- _Required work_: The exercise asks you to copy every line below in which "procedure" appears.

[Start of Given data]

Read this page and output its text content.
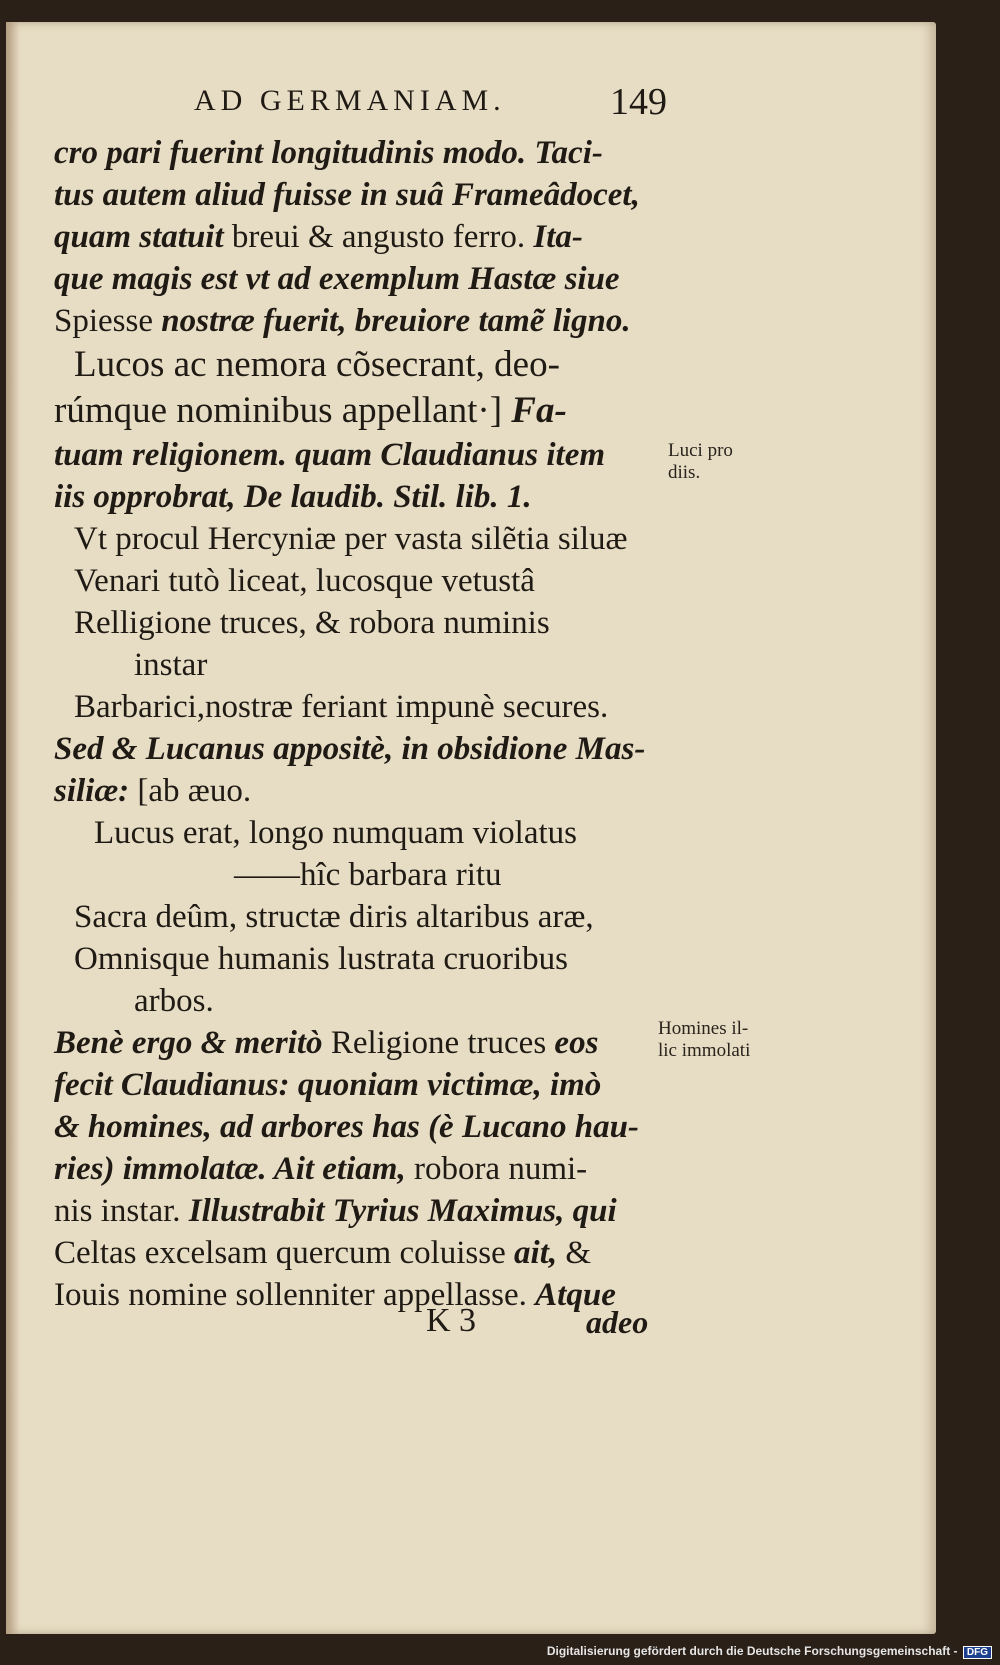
AD GERMANIAM.	149
cro pari fuerint longitudinis modo. Taci-
tus autem aliud fuisse in suâ Frameâdocet,
quam statuit breui & angusto ferro. Ita-
que magis est vt ad exemplum Hastæ siue
Spiesse nostræ fuerit, breuiore tamẽ ligno.
Lucos ac nemora cõsecrant, deo-
rúmque nominibus appellant·] Fa-
tuam religionem. quam Claudianus item
iis opprobrat, De laudib. Stil. lib. 1.
Vt procul Hercyniæ per vasta silẽtia siluæ
Venari tutò liceat, lucosque vetustâ
Relligione truces, & robora numinis
instar
Barbarici,nostræ feriant impunè secures.
Sed & Lucanus appositè, in obsidione Mas-
siliæ: [ab æuo.
Lucus erat, longo numquam violatus
——hîc barbara ritu
Sacra deûm, structæ diris altaribus aræ,
Omnisque humanis lustrata cruoribus
arbos.
Benè ergo & meritò Religione truces eos
fecit Claudianus: quoniam victimæ, imò
& homines, ad arbores has (è Lucano hau-
ries) immolatæ. Ait etiam, robora numi-
nis instar. Illustrabit Tyrius Maximus, qui
Celtas excelsam quercum coluisse ait, &
Iouis nomine sollenniter appellasse. Atque
Luci pro
diis.
Homines il-
lic immolati
K 3	adeo
Digitalisierung gefördert durch die Deutsche Forschungsgemeinschaft - DFG
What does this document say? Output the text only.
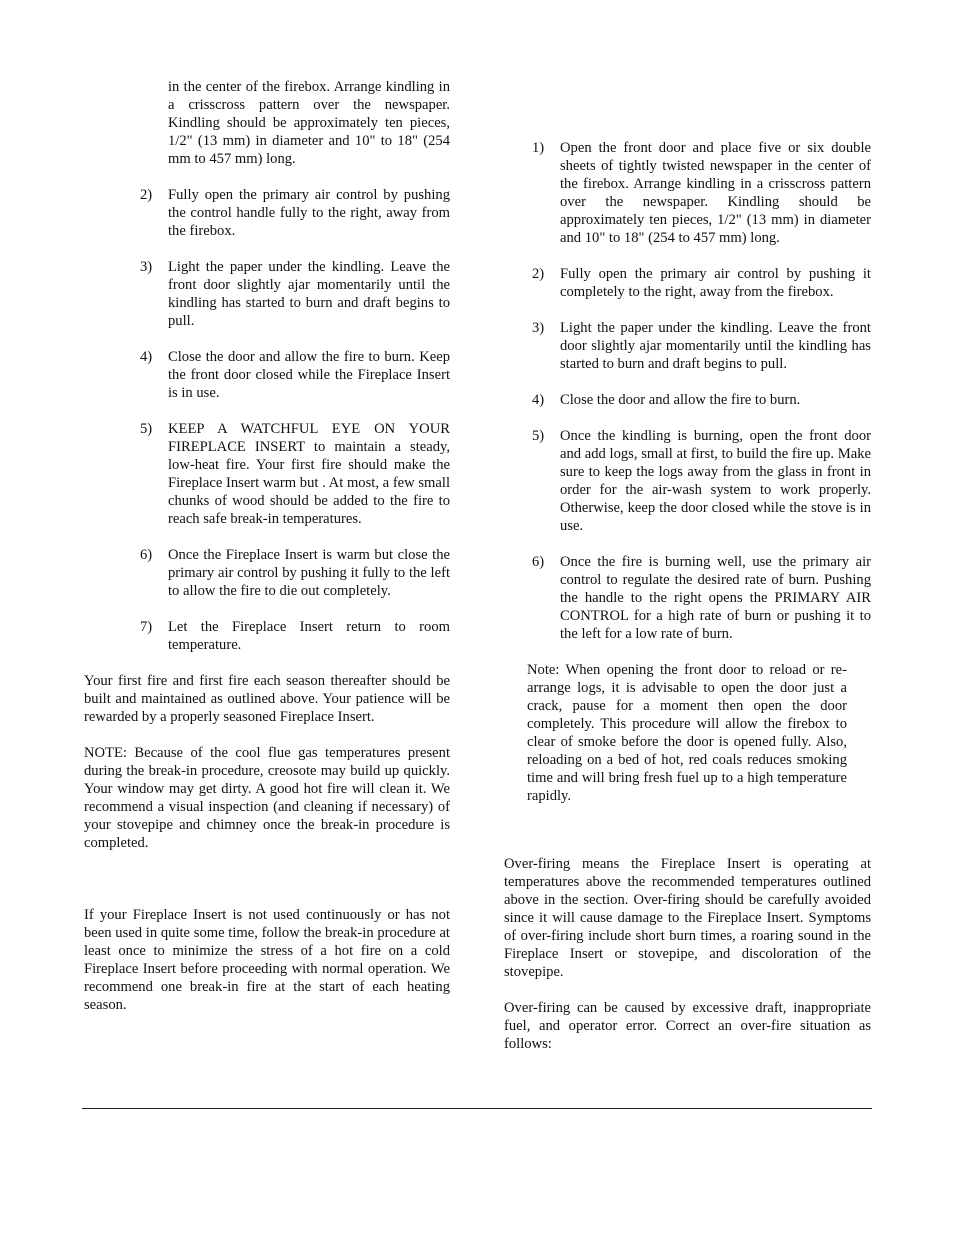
in the center of the firebox. Arrange kindling in a crisscross pattern over the newspaper. Kindling should be approximately ten pieces, 1/2" (13 mm) in diameter and 10" to 18" (254 mm to 457 mm) long.
2)	Fully open the primary air control by pushing the control handle fully to the right, away from the firebox.
3)	Light the paper under the kindling. Leave the front door slightly ajar momentarily until the kindling has started to burn and draft begins to pull.
4)	Close the door and allow the fire to burn. Keep the front door closed while the Fireplace Insert is in use.
5)	KEEP A WATCHFUL EYE ON YOUR FIREPLACE INSERT to maintain a steady, low-heat fire. Your first fire should make the Fireplace Insert warm but . At most, a few small chunks of wood should be added to the fire to reach safe break-in temperatures.
6)	Once the Fireplace Insert is warm but close the primary air control by pushing it fully to the left to allow the fire to die out completely.
7)	Let the Fireplace Insert return to room temperature.
Your first fire and first fire each season thereafter should be built and maintained as outlined above. Your patience will be rewarded by a properly seasoned Fireplace Insert.
NOTE: Because of the cool flue gas temperatures present during the break-in procedure, creosote may build up quickly. Your window may get dirty. A good hot fire will clean it. We recommend a visual inspection (and cleaning if necessary) of your stovepipe and chimney once the break-in procedure is completed.
If your Fireplace Insert is not used continuously or has not been used in quite some time, follow the break-in procedure at least once to minimize the stress of a hot fire on a cold Fireplace Insert before proceeding with normal operation. We recommend one break-in fire at the start of each heating season.
1)	Open the front door and place five or six double sheets of tightly twisted newspaper in the center of the firebox. Arrange kindling in a crisscross pattern over the newspaper. Kindling should be approximately ten pieces, 1/2" (13 mm) in diameter and 10" to 18" (254 to 457 mm) long.
2)	Fully open the primary air control by pushing it completely to the right, away from the firebox.
3)	Light the paper under the kindling. Leave the front door slightly ajar momentarily until the kindling has started to burn and draft begins to pull.
4)	Close the door and allow the fire to burn.
5)	Once the kindling is burning, open the front door and add logs, small at first, to build the fire up. Make sure to keep the logs away from the glass in front in order for the air-wash system to work properly. Otherwise, keep the door closed while the stove is in use.
6)	Once the fire is burning well, use the primary air control to regulate the desired rate of burn. Pushing the handle to the right opens the PRIMARY AIR CONTROL for a high rate of burn or pushing it to the left for a low rate of burn.
Note: When opening the front door to reload or re-arrange logs, it is advisable to open the door just a crack, pause for a moment then open the door completely. This procedure will allow the firebox to clear of smoke before the door is opened fully. Also, reloading on a bed of hot, red coals reduces smoking time and will bring fresh fuel up to a high temperature rapidly.
Over-firing means the Fireplace Insert is operating at temperatures above the recommended temperatures outlined above in the section. Over-firing should be carefully avoided since it will cause damage to the Fireplace Insert. Symptoms of over-firing include short burn times, a roaring sound in the Fireplace Insert or stovepipe, and discoloration of the stovepipe.
Over-firing can be caused by excessive draft, inappropriate fuel, and operator error. Correct an over-fire situation as follows:
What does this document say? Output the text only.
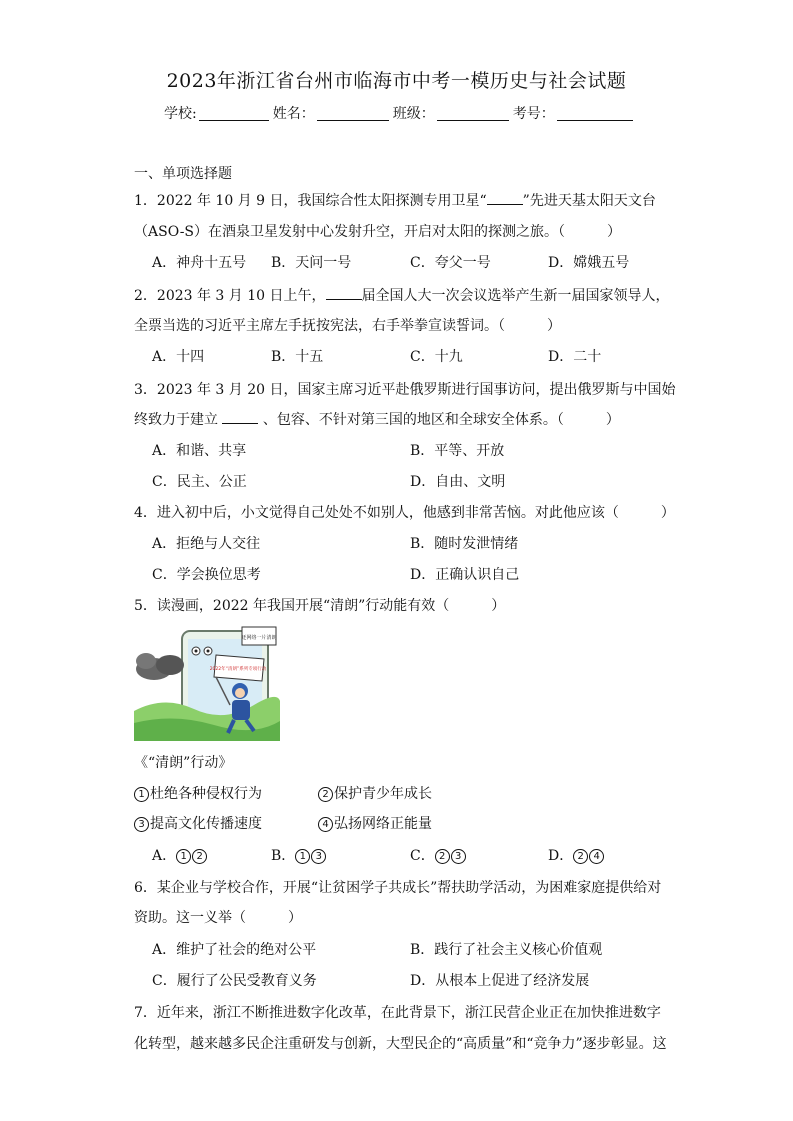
2023年浙江省台州市临海市中考一模历史与社会试题
学校:	姓名：	班级：	考号：
一、单项选择题
1．2022 年 10 月 9 日，我国综合性太阳探测专用卫星“	”先进天基太阳天文台
（ASO-S）在酒泉卫星发射中心发射升空，开启对太阳的探测之旅。（　　　）
A．神舟十五号 B．天问一号	C．夸父一号	D．嫦娥五号
2．2023 年 3 月 10 日上午，	届全国人大一次会议选举产生新一届国家领导人，
全票当选的习近平主席左手抚按宪法，右手举拳宣读誓词。（　　　）
A．十四	B．十五	C．十九	D．二十
3．2023 年 3 月 20 日，国家主席习近平赴俄罗斯进行国事访问，提出俄罗斯与中国始
终致力于建立	、包容、不针对第三国的地区和全球安全体系。（　　　）
A．和谐、共享	B．平等、开放
C．民主、公正	D．自由、文明
4．进入初中后，小文觉得自己处处不如别人，他感到非常苦恼。对此他应该（　　　）
A．拒绝与人交往	B．随时发泄情绪
C．学会换位思考	D．正确认识自己
5．读漫画，2022 年我国开展“清朗”行动能有效（　　　）
还网络一片清朗
2022年“清朗”系列专项行动
《“清朗”行动》
1 杜绝各种侵权行为	2 保护青少年成长
3 提高文化传播速度	4 弘扬网络正能量
A． 1 2	B． 1 3	C． 2 3	D． 2 4
6．某企业与学校合作，开展“让贫困学子共成长”帮扶助学活动，为困难家庭提供给对
资助。这一义举（　　　）
A．维护了社会的绝对公平	B．践行了社会主义核心价值观
C．履行了公民受教育义务	D．从根本上促进了经济发展
7．近年来，浙江不断推进数字化改革，在此背景下，浙江民营企业正在加快推进数字
化转型，越来越多民企注重研发与创新，大型民企的“高质量”和“竞争力”逐步彰显。这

[End of Given data]

- _Task result_:
NOTE: Because of the cool flue gas temperatures present during the break-in procedure, creosote may build up quickly. Your window may get dirty. A good hot fire will clean it. We recommend a visual inspection (and cleaning if necessary) of your stovepipe and chimney once the break-in procedure is completed.
If your Fireplace Insert is not used continuously or has not been used in quite some time, follow the break-in procedure at least once to minimize the stress of a hot fire on a cold Fireplace Insert before proceeding with normal operation. We recommend one break-in fire at the start of each heating season.
Note: When opening the front door to reload or re-arrange logs, it is advisable to open the door just a crack, pause for a moment then open the door completely. This procedure will allow the firebox to clear of smoke before the door is opened fully. Also, reloading on a bed of hot, red coals reduces smoking time and will bring fresh fuel up to a high temperature rapidly.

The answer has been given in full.